### What you should do
Copy the data exactly as it appears, and do not include any pictures.

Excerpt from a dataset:
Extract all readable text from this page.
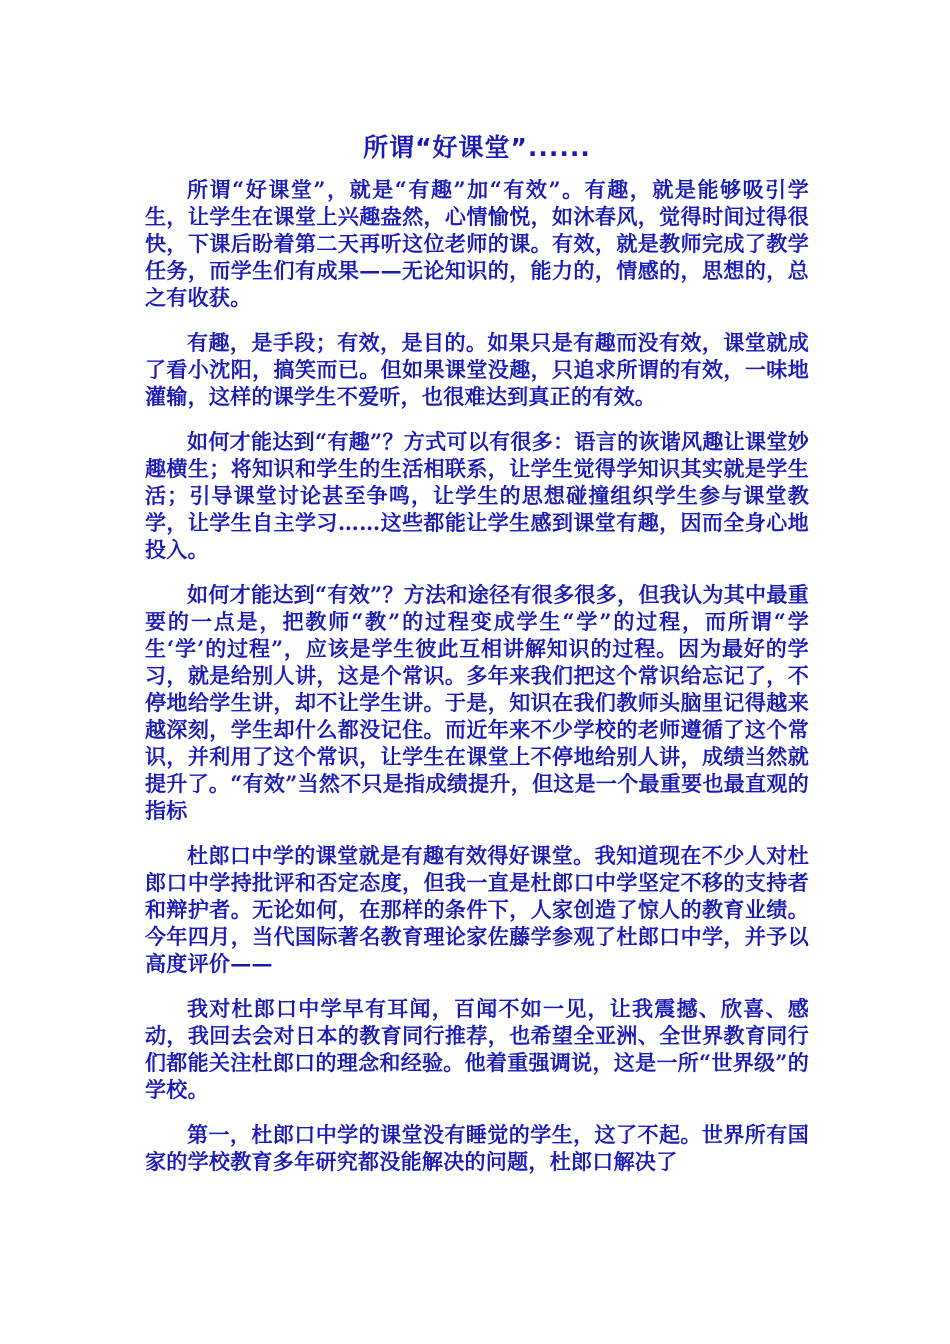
所谓“好课堂”......

所谓“好课堂”，就是“有趣”加“有效”。有趣，就是能够吸引学生，让学生在课堂上兴趣盎然，心情愉悦，如沐春风，觉得时间过得很快，下课后盼着第二天再听这位老师的课。有效，就是教师完成了教学任务，而学生们有成果——无论知识的，能力的，情感的，思想的，总之有收获。

有趣，是手段；有效，是目的。如果只是有趣而没有效，课堂就成了看小沈阳，搞笑而已。但如果课堂没趣，只追求所谓的有效，一味地灌输，这样的课学生不爱听，也很难达到真正的有效。

如何才能达到“有趣”？方式可以有很多：语言的诙谐风趣让课堂妙趣横生；将知识和学生的生活相联系，让学生觉得学知识其实就是学生活；引导课堂讨论甚至争鸣，让学生的思想碰撞组织学生参与课堂教学，让学生自主学习……这些都能让学生感到课堂有趣，因而全身心地投入。

如何才能达到“有效”？方法和途径有很多很多，但我认为其中最重要的一点是，把教师“教”的过程变成学生“学”的过程，而所谓“学生‘学’的过程”，应该是学生彼此互相讲解知识的过程。因为最好的学习，就是给别人讲，这是个常识。多年来我们把这个常识给忘记了，不停地给学生讲，却不让学生讲。于是，知识在我们教师头脑里记得越来越深刻，学生却什么都没记住。而近年来不少学校的老师遵循了这个常识，并利用了这个常识，让学生在课堂上不停地给别人讲，成绩当然就提升了。“有效”当然不只是指成绩提升，但这是一个最重要也最直观的指标

杜郎口中学的课堂就是有趣有效得好课堂。我知道现在不少人对杜郎口中学持批评和否定态度，但我一直是杜郎口中学坚定不移的支持者和辩护者。无论如何，在那样的条件下，人家创造了惊人的教育业绩。今年四月，当代国际著名教育理论家佐藤学参观了杜郎口中学，并予以高度评价——

我对杜郎口中学早有耳闻，百闻不如一见，让我震撼、欣喜、感动，我回去会对日本的教育同行推荐，也希望全亚洲、全世界教育同行们都能关注杜郎口的理念和经验。他着重强调说，这是一所“世界级”的学校。

第一，杜郎口中学的课堂没有睡觉的学生，这了不起。世界所有国家的学校教育多年研究都没能解决的问题，杜郎口解决了
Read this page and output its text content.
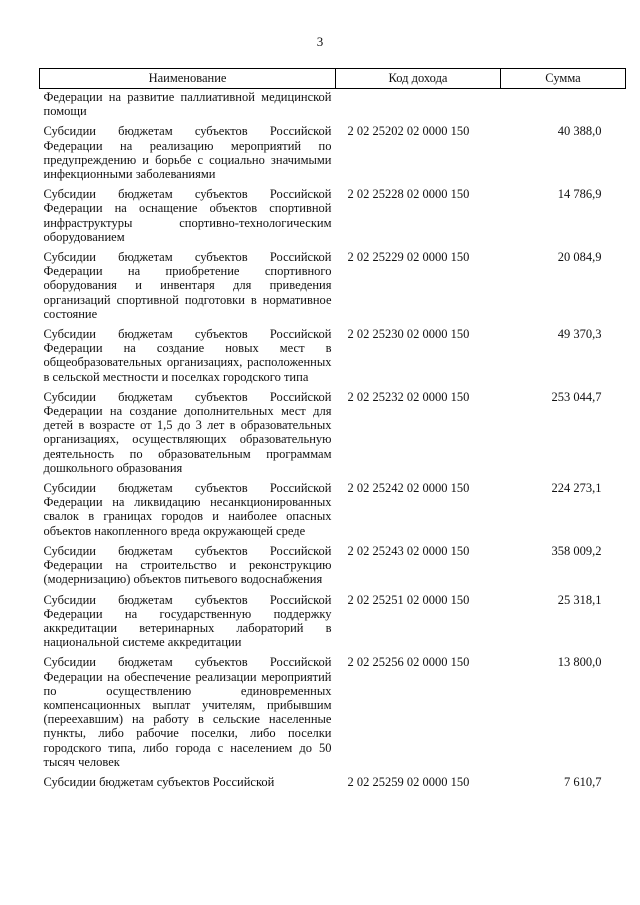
3
Наименование	Код дохода	Сумма
Федерации на развитие паллиативной медицинской помощи		
Субсидии бюджетам субъектов Российской Федерации на реализацию мероприятий по предупреждению и борьбе с социально значимыми инфекционными заболеваниями	2 02 25202 02 0000 150	40 388,0
Субсидии бюджетам субъектов Российской Федерации на оснащение объектов спортивной инфраструктуры спортивно-технологическим оборудованием	2 02 25228 02 0000 150	14 786,9
Субсидии бюджетам субъектов Российской Федерации на приобретение спортивного оборудования и инвентаря для приведения организаций спортивной подготовки в нормативное состояние	2 02 25229 02 0000 150	20 084,9
Субсидии бюджетам субъектов Российской Федерации на создание новых мест в общеобразовательных организациях, расположенных в сельской местности и поселках городского типа	2 02 25230 02 0000 150	49 370,3
Субсидии бюджетам субъектов Российской Федерации на создание дополнительных мест для детей в возрасте от 1,5 до 3 лет в образовательных организациях, осуществляющих образовательную деятельность по образовательным программам дошкольного образования	2 02 25232 02 0000 150	253 044,7
Субсидии бюджетам субъектов Российской Федерации на ликвидацию несанкционированных свалок в границах городов и наиболее опасных объектов накопленного вреда окружающей среде	2 02 25242 02 0000 150	224 273,1
Субсидии бюджетам субъектов Российской Федерации на строительство и реконструкцию (модернизацию) объектов питьевого водоснабжения	2 02 25243 02 0000 150	358 009,2
Субсидии бюджетам субъектов Российской Федерации на государственную поддержку аккредитации ветеринарных лабораторий в национальной системе аккредитации	2 02 25251 02 0000 150	25 318,1
Субсидии бюджетам субъектов Российской Федерации на обеспечение реализации мероприятий по осуществлению единовременных компенсационных выплат учителям, прибывшим (переехавшим) на работу в сельские населенные пункты, либо рабочие поселки, либо поселки городского типа, либо города с населением до 50 тысяч человек	2 02 25256 02 0000 150	13 800,0
Субсидии бюджетам субъектов Российской	2 02 25259 02 0000 150	7 610,7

### Solution for this task
Extract all readable text from this page.
所谓“好课堂”......

所谓“好课堂”，就是“有趣”加“有效”。有趣，就是能够吸引学生，让学生在课堂上兴趣盎然，心情愉悦，如沐春风，觉得时间过得很快，下课后盼着第二天再听这位老师的课。有效，就是教师完成了教学任务，而学生们有成果——无论知识的，能力的，情感的，思想的，总之有收获。

有趣，是手段；有效，是目的。如果只是有趣而没有效，课堂就成了看小沈阳，搞笑而已。但如果课堂没趣，只追求所谓的有效，一味地灌输，这样的课学生不爱听，也很难达到真正的有效。

如何才能达到“有趣”？方式可以有很多：语言的诙谐风趣让课堂妙趣横生；将知识和学生的生活相联系，让学生觉得学知识其实就是学生活；引导课堂讨论甚至争鸣，让学生的思想碰撞组织学生参与课堂教学，让学生自主学习……这些都能让学生感到课堂有趣，因而全身心地投入。

如何才能达到“有效”？方法和途径有很多很多，但我认为其中最重要的一点是，把教师“教”的过程变成学生“学”的过程，而所谓“学生‘学’的过程”，应该是学生彼此互相讲解知识的过程。因为最好的学习，就是给别人讲，这是个常识。多年来我们把这个常识给忘记了，不停地给学生讲，却不让学生讲。于是，知识在我们教师头脑里记得越来越深刻，学生却什么都没记住。而近年来不少学校的老师遵循了这个常识，并利用了这个常识，让学生在课堂上不停地给别人讲，成绩当然就提升了。“有效”当然不只是指成绩提升，但这是一个最重要也最直观的指标

杜郎口中学的课堂就是有趣有效得好课堂。我知道现在不少人对杜郎口中学持批评和否定态度，但我一直是杜郎口中学坚定不移的支持者和辩护者。无论如何，在那样的条件下，人家创造了惊人的教育业绩。今年四月，当代国际著名教育理论家佐藤学参观了杜郎口中学，并予以高度评价——

我对杜郎口中学早有耳闻，百闻不如一见，让我震撼、欣喜、感动，我回去会对日本的教育同行推荐，也希望全亚洲、全世界教育同行们都能关注杜郎口的理念和经验。他着重强调说，这是一所“世界级”的学校。

第一，杜郎口中学的课堂没有睡觉的学生，这了不起。世界所有国家的学校教育多年研究都没能解决的问题，杜郎口解决了
Read this page and output its text content.
3
Наименование	Код дохода	Сумма
Федерации на развитие паллиативной медицинской помощи		
Субсидии бюджетам субъектов Российской Федерации на реализацию мероприятий по предупреждению и борьбе с социально значимыми инфекционными заболеваниями	2 02 25202 02 0000 150	40 388,0
Субсидии бюджетам субъектов Российской Федерации на оснащение объектов спортивной инфраструктуры спортивно-технологическим оборудованием	2 02 25228 02 0000 150	14 786,9
Субсидии бюджетам субъектов Российской Федерации на приобретение спортивного оборудования и инвентаря для приведения организаций спортивной подготовки в нормативное состояние	2 02 25229 02 0000 150	20 084,9
Субсидии бюджетам субъектов Российской Федерации на создание новых мест в общеобразовательных организациях, расположенных в сельской местности и поселках городского типа	2 02 25230 02 0000 150	49 370,3
Субсидии бюджетам субъектов Российской Федерации на создание дополнительных мест для детей в возрасте от 1,5 до 3 лет в образовательных организациях, осуществляющих образовательную деятельность по образовательным программам дошкольного образования	2 02 25232 02 0000 150	253 044,7
Субсидии бюджетам субъектов Российской Федерации на ликвидацию несанкционированных свалок в границах городов и наиболее опасных объектов накопленного вреда окружающей среде	2 02 25242 02 0000 150	224 273,1
Субсидии бюджетам субъектов Российской Федерации на строительство и реконструкцию (модернизацию) объектов питьевого водоснабжения	2 02 25243 02 0000 150	358 009,2
Субсидии бюджетам субъектов Российской Федерации на государственную поддержку аккредитации ветеринарных лабораторий в национальной системе аккредитации	2 02 25251 02 0000 150	25 318,1
Субсидии бюджетам субъектов Российской Федерации на обеспечение реализации мероприятий по осуществлению единовременных компенсационных выплат учителям, прибывшим (переехавшим) на работу в сельские населенные пункты, либо рабочие поселки, либо поселки городского типа, либо города с населением до 50 тысяч человек	2 02 25256 02 0000 150	13 800,0
Субсидии бюджетам субъектов Российской	2 02 25259 02 0000 150	7 610,7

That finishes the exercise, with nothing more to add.